» **EXTRAIT DU DOCUMENT**

········

Internet a l’image d’un village mondial dans lequel tout le monde peut discuter avec tout le monde, d’échanger avec des milliers et millions de personnes. Mais dans la réalité, notre capacité à le faire est limitée par notre cerveau. C’est le fameux nombre de Dunbar. Nous ne sommes pas capables de vraiment interagir avec plus de 150 personnes. Cela doit nous faire réfléchir sur notre utilisation de ces outils, la place des micro-communautés et les relations que nous créons dessus.
L’an dernier j’ai vidé ma liste de personnes que je suivais sur Twitter. Je suis revenu à zéro. Depuis j’ajoute quelques personnes que j’ai envie de suivre et avec qui j’ai envie de discuter. Actuellement je suis autour de 130 personnes et ça me convient bien. Une mise à jour salutaire pour apprécier de nouveau Twitter. Sans le faire volontairement, je me suis en fait approché du nombre de Dunbar.
Le nombre de Dunbar
L’anthropologue britannique Robin Dunbar avait estimé que notre cerveau limite le nombre maximum d’individus avec lesquels une personne peut entretenir simultanément une relation humaine stable.
Cette limite est inhérente à la taille de notre cerveau impliqué dans les fonctions cognitives dites supérieures, le néocortex. Ce chiffre est estimé entre 100 et 230 relations selon les personnes mais en pratique il est simplifié à 150 relations :
« Au-dessus de ce nombre, la confiance mutuelle et la communication ne suffisent plus à assurer le fonctionnement du groupe. Il faut ensuite passer à une hiérarchie plus importante, avec une structure et des règles importantes (on le voit par exemple à l’échelle d’un pays et de son gouvernement). »

········

» **MATÉRIEL FOURNI**
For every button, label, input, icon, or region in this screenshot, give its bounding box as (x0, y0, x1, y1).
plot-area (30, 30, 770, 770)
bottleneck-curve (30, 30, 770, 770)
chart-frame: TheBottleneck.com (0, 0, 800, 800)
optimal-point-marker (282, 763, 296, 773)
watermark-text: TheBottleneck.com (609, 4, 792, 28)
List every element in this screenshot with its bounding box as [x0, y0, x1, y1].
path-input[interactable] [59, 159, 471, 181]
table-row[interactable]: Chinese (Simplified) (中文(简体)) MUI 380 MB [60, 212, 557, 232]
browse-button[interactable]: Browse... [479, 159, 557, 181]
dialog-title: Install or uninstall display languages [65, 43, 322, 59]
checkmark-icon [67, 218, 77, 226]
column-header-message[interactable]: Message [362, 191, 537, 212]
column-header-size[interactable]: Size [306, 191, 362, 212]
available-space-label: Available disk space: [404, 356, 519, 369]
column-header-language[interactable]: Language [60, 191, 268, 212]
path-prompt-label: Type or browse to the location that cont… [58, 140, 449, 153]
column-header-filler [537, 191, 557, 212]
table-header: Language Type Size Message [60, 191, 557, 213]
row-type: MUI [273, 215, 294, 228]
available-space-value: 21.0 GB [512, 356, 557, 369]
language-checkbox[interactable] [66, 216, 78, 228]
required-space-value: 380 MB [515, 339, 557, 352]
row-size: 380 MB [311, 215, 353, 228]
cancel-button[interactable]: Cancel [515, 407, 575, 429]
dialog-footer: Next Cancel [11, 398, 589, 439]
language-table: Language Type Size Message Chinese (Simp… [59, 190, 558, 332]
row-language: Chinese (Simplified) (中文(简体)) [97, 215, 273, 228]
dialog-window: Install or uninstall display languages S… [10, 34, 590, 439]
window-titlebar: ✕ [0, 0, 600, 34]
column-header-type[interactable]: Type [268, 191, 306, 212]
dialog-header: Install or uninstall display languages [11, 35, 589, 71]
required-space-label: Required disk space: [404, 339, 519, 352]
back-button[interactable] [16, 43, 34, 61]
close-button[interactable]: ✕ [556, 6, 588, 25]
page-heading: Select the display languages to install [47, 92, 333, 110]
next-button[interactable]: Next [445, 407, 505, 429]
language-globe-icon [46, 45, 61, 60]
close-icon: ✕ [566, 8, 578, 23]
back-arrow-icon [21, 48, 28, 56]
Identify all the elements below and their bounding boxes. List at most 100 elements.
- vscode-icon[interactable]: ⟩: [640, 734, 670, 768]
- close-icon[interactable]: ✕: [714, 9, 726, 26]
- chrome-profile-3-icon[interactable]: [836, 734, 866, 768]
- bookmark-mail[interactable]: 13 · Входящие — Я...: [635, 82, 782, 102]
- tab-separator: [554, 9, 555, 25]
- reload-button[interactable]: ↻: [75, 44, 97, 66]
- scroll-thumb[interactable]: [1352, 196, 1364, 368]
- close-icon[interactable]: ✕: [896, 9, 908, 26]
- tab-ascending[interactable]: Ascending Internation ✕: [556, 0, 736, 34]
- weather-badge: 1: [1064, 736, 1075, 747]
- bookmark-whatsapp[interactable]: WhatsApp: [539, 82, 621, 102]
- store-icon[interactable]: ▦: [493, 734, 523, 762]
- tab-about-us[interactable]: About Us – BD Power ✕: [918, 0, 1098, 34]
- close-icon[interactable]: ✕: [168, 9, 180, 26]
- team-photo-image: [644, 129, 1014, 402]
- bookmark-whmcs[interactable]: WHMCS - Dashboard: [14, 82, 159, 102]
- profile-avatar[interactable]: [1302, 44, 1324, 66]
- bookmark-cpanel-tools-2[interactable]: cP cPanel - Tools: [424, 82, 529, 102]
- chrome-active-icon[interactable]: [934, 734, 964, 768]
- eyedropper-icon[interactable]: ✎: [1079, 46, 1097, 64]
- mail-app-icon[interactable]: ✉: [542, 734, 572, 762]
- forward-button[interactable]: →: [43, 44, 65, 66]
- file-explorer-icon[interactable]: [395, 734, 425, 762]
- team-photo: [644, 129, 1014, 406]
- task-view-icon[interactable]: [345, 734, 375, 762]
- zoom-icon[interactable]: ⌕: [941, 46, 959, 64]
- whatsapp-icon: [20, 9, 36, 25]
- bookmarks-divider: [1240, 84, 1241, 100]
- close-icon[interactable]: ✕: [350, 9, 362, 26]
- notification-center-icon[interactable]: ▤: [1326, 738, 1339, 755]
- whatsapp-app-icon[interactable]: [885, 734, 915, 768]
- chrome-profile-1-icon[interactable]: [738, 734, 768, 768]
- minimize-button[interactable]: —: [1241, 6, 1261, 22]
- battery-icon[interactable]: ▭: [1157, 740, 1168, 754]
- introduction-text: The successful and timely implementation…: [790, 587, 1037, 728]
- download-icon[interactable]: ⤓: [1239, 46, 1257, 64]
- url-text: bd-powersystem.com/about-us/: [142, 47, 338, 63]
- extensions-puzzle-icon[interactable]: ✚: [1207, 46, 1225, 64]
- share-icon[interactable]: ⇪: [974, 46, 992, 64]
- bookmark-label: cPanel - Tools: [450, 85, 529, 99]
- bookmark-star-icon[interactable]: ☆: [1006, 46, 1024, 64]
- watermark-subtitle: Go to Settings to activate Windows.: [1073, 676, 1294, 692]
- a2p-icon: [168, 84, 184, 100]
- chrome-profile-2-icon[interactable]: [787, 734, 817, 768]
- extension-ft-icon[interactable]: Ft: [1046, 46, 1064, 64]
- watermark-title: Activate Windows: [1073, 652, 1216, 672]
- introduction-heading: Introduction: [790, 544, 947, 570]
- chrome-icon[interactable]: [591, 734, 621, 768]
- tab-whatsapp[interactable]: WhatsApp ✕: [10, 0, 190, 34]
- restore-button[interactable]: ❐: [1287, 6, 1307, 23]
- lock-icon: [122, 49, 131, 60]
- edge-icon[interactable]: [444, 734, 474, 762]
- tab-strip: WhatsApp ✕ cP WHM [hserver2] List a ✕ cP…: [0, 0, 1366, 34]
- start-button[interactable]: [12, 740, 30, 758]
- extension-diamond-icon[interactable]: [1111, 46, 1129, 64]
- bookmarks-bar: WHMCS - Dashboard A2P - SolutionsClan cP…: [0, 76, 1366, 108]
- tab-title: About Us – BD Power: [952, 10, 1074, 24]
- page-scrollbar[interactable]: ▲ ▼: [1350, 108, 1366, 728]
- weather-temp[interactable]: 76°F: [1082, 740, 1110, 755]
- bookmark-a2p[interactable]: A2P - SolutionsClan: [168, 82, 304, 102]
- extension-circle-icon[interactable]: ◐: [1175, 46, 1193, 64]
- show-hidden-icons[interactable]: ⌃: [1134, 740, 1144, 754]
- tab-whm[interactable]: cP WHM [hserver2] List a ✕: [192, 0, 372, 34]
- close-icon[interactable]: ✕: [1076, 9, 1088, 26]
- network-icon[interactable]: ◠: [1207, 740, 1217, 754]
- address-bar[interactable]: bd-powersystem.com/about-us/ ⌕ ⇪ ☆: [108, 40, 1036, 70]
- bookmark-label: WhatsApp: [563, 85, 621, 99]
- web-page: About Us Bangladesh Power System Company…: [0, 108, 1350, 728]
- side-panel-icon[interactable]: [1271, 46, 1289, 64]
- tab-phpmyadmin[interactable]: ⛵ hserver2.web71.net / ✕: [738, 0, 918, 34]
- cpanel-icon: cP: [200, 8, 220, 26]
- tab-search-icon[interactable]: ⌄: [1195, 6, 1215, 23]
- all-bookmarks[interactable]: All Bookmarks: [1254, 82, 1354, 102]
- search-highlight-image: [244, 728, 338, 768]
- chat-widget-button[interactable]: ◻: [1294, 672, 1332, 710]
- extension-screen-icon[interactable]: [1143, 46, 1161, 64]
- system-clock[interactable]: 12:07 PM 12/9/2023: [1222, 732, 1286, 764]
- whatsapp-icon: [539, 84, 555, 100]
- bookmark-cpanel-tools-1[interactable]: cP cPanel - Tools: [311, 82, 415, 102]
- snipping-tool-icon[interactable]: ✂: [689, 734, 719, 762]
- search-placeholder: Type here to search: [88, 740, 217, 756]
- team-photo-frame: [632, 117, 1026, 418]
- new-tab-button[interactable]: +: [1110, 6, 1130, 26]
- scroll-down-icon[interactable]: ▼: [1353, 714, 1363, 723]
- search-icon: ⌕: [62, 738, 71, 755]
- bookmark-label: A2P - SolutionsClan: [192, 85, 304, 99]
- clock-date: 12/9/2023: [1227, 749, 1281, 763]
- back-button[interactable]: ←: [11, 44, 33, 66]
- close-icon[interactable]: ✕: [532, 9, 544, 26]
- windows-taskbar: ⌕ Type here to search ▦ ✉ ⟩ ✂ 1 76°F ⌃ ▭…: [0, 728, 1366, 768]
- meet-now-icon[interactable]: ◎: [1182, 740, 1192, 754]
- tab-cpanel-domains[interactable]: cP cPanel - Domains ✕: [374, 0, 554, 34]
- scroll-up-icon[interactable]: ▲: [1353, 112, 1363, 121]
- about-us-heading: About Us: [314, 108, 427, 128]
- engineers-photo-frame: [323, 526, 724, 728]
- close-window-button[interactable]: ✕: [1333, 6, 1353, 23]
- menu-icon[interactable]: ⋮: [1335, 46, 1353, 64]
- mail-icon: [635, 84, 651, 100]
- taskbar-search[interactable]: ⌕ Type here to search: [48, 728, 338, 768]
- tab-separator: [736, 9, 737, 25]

········

» **TRAVAIL À RÉALISER**
D'après le texte sur le nombre de Dunbar, quelle partie du cerveau est à l'origine de cette limite ? Les enregistrements n'interviennent en rien ici.

» **RÉPONSE COMPLÈTE**
Le néocortex, la partie du cerveau impliquée dans les fonctions cognitives dites supérieures.